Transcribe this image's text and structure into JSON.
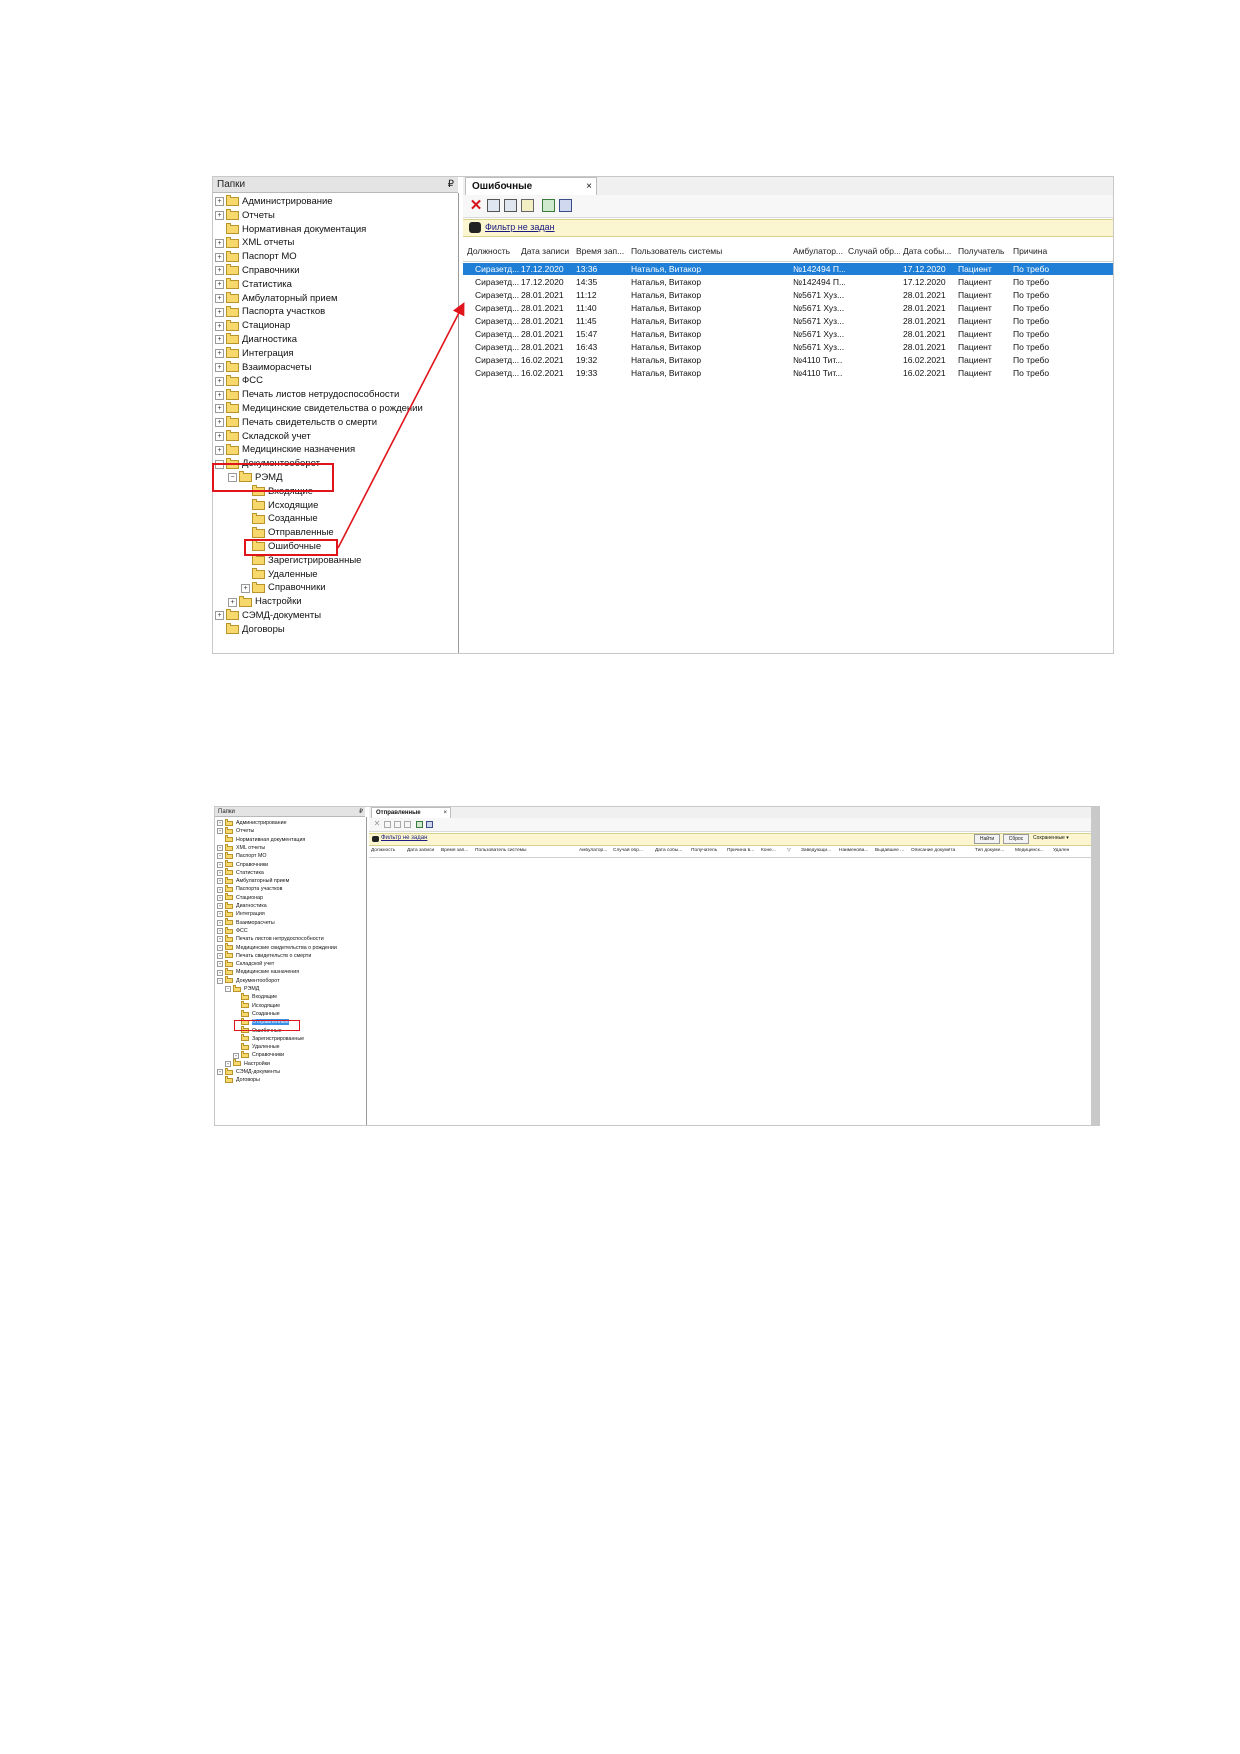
{
  "folders_header": "Папки",
  "pin_glyph": "₽",
  "tree_items": [
    "Администрирование",
    "Отчеты",
    "Нормативная документация",
    "XML отчеты",
    "Паспорт МО",
    "Справочники",
    "Статистика",
    "Амбулаторный прием",
    "Паспорта участков",
    "Стационар",
    "Диагностика",
    "Интеграция",
    "Взаиморасчеты",
    "ФСС",
    "Печать листов нетрудоспособности",
    "Медицинские свидетельства о рождении",
    "Печать свидетельств о смерти",
    "Складской учет",
    "Медицинские назначения",
    "Документооборот",
    "РЭМД",
    "Входящие",
    "Исходящие",
    "Созданные",
    "Отправленные",
    "Ошибочные",
    "Зарегистрированные",
    "Удаленные",
    "Справочники",
    "Настройки",
    "СЭМД-документы",
    "Договоры"
  ],
  "shot1": {
    "tab_title": "Ошибочные",
    "tab_close": "×",
    "filter_text": "Фильтр не задан",
    "columns": [
      "Должность",
      "Дата записи",
      "Время зап...",
      "Пользователь системы",
      "Амбулатор...",
      "Случай обр...",
      "Дата собы...",
      "Получатель",
      "Причина"
    ],
    "rows": [
      [
        "Сиразетд...",
        "17.12.2020",
        "13:36",
        "Наталья, Витакор",
        "№142494 П...",
        "",
        "17.12.2020",
        "Пациент",
        "По требо"
      ],
      [
        "Сиразетд...",
        "17.12.2020",
        "14:35",
        "Наталья, Витакор",
        "№142494 П...",
        "",
        "17.12.2020",
        "Пациент",
        "По требо"
      ],
      [
        "Сиразетд...",
        "28.01.2021",
        "11:12",
        "Наталья, Витакор",
        "№5671 Хуз...",
        "",
        "28.01.2021",
        "Пациент",
        "По требо"
      ],
      [
        "Сиразетд...",
        "28.01.2021",
        "11:40",
        "Наталья, Витакор",
        "№5671 Хуз...",
        "",
        "28.01.2021",
        "Пациент",
        "По требо"
      ],
      [
        "Сиразетд...",
        "28.01.2021",
        "11:45",
        "Наталья, Витакор",
        "№5671 Хуз...",
        "",
        "28.01.2021",
        "Пациент",
        "По требо"
      ],
      [
        "Сиразетд...",
        "28.01.2021",
        "15:47",
        "Наталья, Витакор",
        "№5671 Хуз...",
        "",
        "28.01.2021",
        "Пациент",
        "По требо"
      ],
      [
        "Сиразетд...",
        "28.01.2021",
        "16:43",
        "Наталья, Витакор",
        "№5671 Хуз...",
        "",
        "28.01.2021",
        "Пациент",
        "По требо"
      ],
      [
        "Сиразетд...",
        "16.02.2021",
        "19:32",
        "Наталья, Витакор",
        "№4110 Тит...",
        "",
        "16.02.2021",
        "Пациент",
        "По требо"
      ],
      [
        "Сиразетд...",
        "16.02.2021",
        "19:33",
        "Наталья, Витакор",
        "№4110 Тит...",
        "",
        "16.02.2021",
        "Пациент",
        "По требо"
      ]
    ]
  },
  "shot2": {
    "tab_title": "Отправленные",
    "tab_close": "×",
    "filter_text": "Фильтр не задан",
    "find_button": "Найти",
    "reset_button": "Сброс",
    "saved_label": "Сохраненные",
    "columns": [
      "Должность",
      "Дата записи",
      "Время зап...",
      "Пользователь системы",
      "Амбулатор...",
      "Случай обр...",
      "Дата собы...",
      "Получатель",
      "Причина в...",
      "Коне...",
      "▽",
      "Заведующи...",
      "Наименова...",
      "Выдавшее ...",
      "Описание докуме́та",
      "Тип докуме...",
      "Медицинск...",
      "Удален"
    ]
  },
  "colors": {
    "highlight": "#e0151c",
    "selection": "#1f7fd6",
    "filter_bar": "#fbf6cf",
    "folder": "#f6d86c"
  }
}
◆ ◆ ◆ ◆
[Exercise brief]: Search the records above for the string "Медицинские". Copy every line that contains it.

[Right answer]:
    "Медицинские свидетельства о рождении",
    "Медицинские назначения",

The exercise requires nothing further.